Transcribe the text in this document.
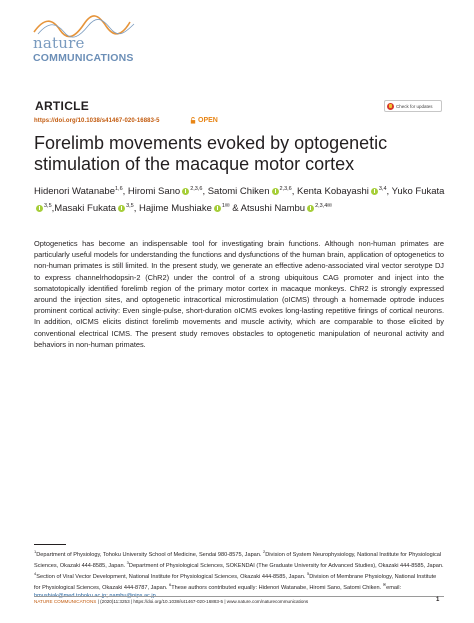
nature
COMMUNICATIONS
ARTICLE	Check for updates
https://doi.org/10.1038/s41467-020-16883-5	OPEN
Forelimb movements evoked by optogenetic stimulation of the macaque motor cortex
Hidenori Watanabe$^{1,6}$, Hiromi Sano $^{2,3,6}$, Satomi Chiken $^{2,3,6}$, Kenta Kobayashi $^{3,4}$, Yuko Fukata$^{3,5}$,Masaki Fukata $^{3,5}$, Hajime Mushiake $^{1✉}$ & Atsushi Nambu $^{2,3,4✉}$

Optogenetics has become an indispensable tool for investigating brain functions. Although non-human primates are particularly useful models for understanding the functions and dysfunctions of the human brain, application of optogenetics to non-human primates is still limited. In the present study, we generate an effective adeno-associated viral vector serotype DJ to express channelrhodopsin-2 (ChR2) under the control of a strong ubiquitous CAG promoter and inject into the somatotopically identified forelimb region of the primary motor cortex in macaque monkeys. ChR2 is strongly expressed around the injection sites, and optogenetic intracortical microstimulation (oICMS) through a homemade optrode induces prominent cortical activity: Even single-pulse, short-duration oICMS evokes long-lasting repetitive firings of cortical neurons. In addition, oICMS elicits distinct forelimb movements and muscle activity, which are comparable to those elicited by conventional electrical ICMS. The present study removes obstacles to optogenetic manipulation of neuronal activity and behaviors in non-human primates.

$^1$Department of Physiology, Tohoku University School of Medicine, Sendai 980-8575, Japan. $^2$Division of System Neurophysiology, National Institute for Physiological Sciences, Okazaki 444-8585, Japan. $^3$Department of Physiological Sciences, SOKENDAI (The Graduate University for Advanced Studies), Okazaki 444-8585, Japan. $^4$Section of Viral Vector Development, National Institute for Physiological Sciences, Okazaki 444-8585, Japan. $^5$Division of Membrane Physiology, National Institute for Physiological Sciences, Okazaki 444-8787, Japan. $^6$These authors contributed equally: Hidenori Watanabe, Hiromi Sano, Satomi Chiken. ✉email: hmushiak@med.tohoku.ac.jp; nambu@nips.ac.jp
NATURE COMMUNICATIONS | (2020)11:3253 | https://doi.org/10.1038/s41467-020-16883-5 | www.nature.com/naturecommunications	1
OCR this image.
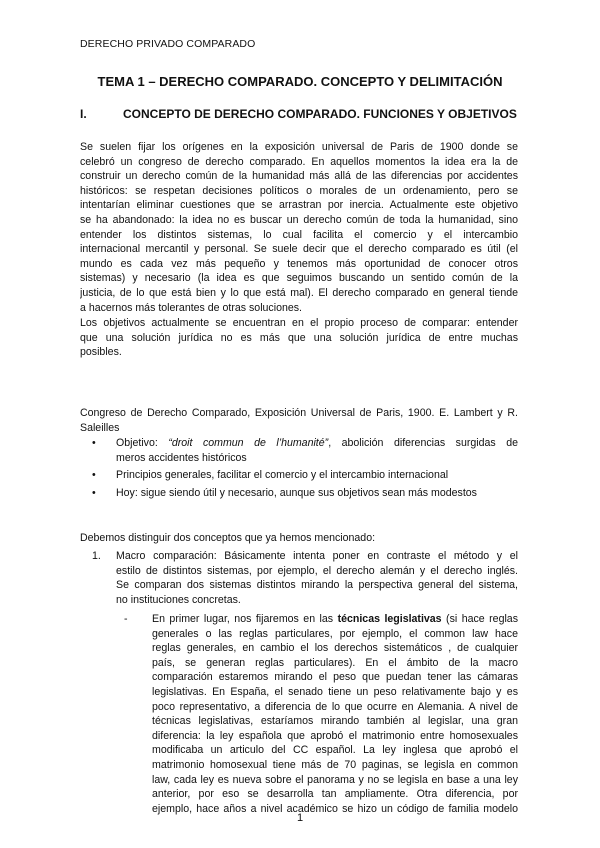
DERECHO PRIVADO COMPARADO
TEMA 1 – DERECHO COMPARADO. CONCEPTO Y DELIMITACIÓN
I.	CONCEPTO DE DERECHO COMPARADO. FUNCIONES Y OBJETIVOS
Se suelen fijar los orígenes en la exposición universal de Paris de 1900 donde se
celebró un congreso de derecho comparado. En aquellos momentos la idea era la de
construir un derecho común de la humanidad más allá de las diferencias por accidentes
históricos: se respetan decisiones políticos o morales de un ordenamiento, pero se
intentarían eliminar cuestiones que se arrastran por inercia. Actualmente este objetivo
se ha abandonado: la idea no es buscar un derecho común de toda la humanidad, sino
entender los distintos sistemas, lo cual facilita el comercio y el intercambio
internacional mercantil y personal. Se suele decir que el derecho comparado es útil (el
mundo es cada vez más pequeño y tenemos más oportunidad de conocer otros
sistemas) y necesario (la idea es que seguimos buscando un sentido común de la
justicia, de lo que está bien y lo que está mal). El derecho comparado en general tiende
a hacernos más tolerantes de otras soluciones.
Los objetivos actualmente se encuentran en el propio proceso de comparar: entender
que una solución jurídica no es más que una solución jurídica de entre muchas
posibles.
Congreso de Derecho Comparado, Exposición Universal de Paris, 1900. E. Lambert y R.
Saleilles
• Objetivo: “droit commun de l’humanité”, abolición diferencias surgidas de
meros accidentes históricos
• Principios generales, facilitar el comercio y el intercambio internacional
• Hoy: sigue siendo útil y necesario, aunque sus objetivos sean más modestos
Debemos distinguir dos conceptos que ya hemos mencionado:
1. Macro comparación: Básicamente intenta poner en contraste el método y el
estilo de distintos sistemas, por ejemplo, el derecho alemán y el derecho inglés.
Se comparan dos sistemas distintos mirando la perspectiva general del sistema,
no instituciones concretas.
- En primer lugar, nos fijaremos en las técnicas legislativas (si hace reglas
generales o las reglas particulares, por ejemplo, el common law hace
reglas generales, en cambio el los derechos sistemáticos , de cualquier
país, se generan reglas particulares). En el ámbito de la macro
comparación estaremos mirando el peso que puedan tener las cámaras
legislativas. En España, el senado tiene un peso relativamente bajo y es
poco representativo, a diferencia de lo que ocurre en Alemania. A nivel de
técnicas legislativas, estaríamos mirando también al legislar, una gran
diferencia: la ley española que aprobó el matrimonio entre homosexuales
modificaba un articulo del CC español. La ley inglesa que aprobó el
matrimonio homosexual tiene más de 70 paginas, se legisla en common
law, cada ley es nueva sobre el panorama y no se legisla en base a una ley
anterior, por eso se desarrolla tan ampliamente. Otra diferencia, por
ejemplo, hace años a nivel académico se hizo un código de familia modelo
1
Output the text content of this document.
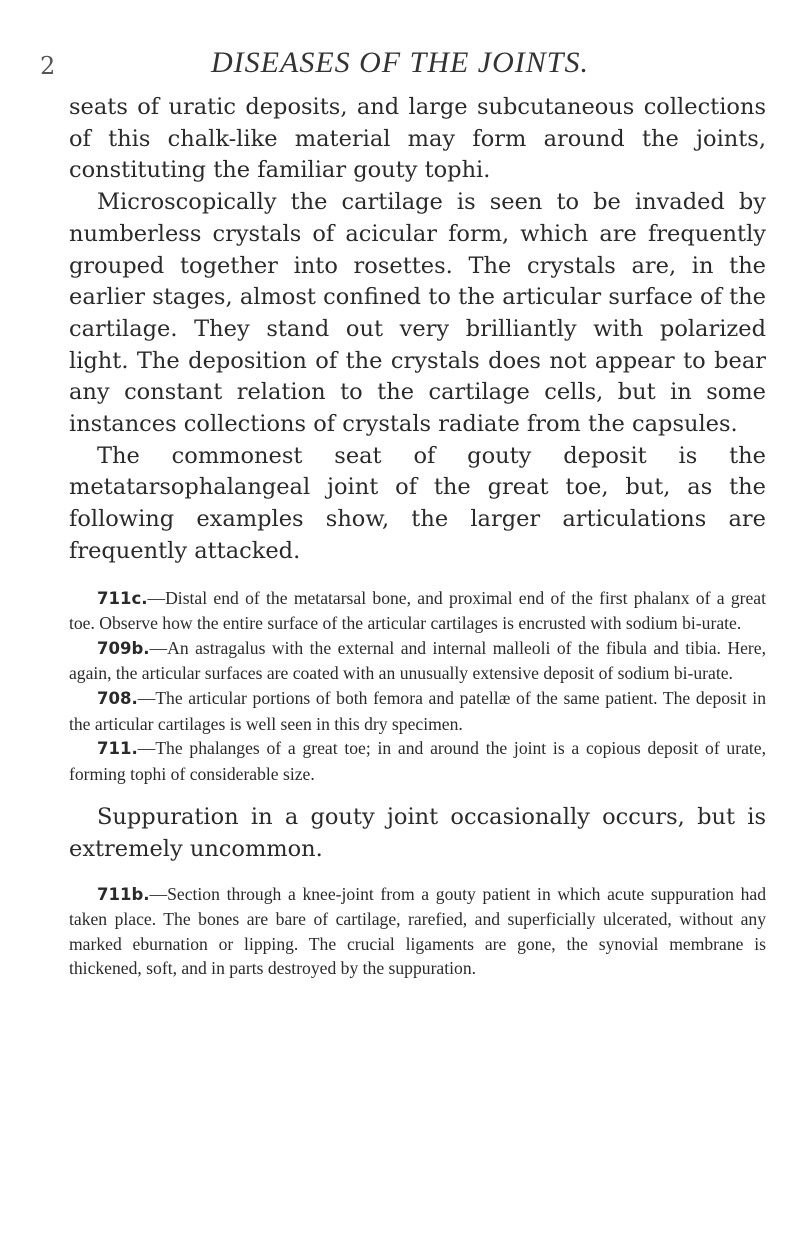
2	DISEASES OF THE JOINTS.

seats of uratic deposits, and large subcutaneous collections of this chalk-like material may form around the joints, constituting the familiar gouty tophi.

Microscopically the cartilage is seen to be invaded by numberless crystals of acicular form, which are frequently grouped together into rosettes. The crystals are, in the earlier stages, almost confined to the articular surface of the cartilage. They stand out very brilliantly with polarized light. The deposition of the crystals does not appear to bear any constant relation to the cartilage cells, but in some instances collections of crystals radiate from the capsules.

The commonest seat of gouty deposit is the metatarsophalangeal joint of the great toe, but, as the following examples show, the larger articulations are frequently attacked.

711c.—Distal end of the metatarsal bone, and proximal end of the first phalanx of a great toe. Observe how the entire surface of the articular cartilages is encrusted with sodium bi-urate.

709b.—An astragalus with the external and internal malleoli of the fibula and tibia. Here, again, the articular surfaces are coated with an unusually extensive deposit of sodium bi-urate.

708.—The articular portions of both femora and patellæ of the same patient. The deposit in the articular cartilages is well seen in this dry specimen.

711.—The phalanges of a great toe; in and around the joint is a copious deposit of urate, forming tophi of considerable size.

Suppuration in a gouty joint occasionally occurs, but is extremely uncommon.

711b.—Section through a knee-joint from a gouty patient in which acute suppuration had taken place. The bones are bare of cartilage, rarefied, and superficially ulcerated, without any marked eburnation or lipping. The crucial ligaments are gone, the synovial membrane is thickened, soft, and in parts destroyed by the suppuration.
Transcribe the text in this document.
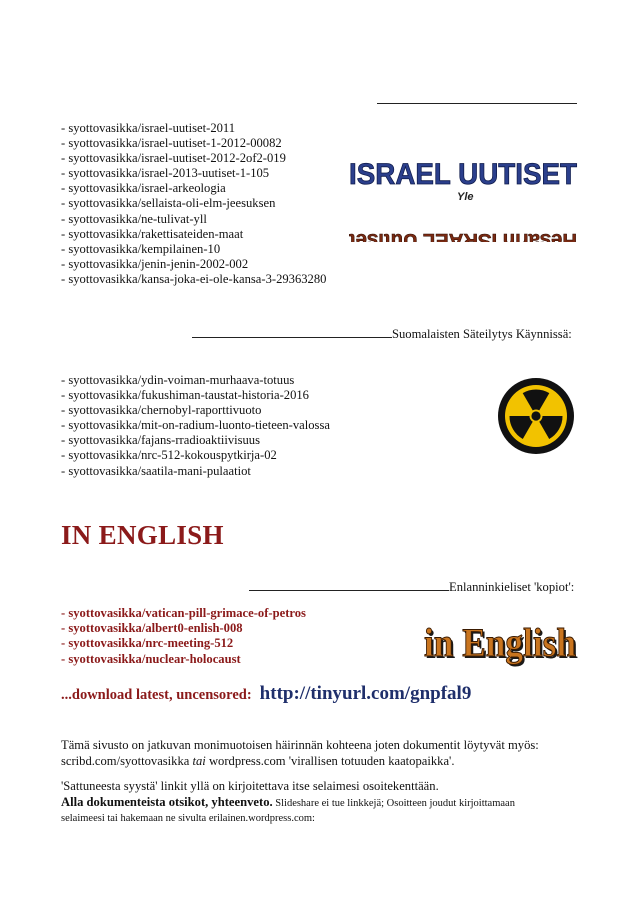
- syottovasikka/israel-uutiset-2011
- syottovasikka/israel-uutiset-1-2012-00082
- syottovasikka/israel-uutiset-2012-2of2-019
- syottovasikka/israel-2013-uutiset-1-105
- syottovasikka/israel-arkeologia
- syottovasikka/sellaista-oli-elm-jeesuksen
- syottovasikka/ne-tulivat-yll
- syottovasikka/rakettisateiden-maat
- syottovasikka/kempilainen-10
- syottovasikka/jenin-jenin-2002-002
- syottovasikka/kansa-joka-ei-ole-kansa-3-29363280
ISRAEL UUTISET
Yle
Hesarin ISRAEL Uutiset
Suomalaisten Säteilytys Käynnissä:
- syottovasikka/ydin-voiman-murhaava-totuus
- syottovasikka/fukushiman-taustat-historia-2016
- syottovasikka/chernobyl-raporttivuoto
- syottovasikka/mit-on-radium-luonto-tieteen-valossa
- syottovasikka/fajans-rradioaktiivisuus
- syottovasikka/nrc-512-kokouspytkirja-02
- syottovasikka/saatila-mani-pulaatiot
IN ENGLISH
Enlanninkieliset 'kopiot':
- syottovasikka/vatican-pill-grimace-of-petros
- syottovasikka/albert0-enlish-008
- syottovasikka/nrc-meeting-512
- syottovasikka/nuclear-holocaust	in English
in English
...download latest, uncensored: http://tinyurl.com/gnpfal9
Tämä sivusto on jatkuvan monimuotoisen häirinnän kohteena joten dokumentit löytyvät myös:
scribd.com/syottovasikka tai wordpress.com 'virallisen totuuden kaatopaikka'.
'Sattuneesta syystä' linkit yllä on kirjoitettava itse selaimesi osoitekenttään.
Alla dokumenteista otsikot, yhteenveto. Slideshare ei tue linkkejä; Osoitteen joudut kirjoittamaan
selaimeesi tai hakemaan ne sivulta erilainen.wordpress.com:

◆ **ASSIGNED TASK**
Look through the listing and extract every line with "humanidad" in it.

◆ **EXERCISE RESPONSE**
construir un derecho común de la humanidad más allá de las diferencias por accidentes
se ha abandonado: la idea no es buscar un derecho común de toda la humanidad, sino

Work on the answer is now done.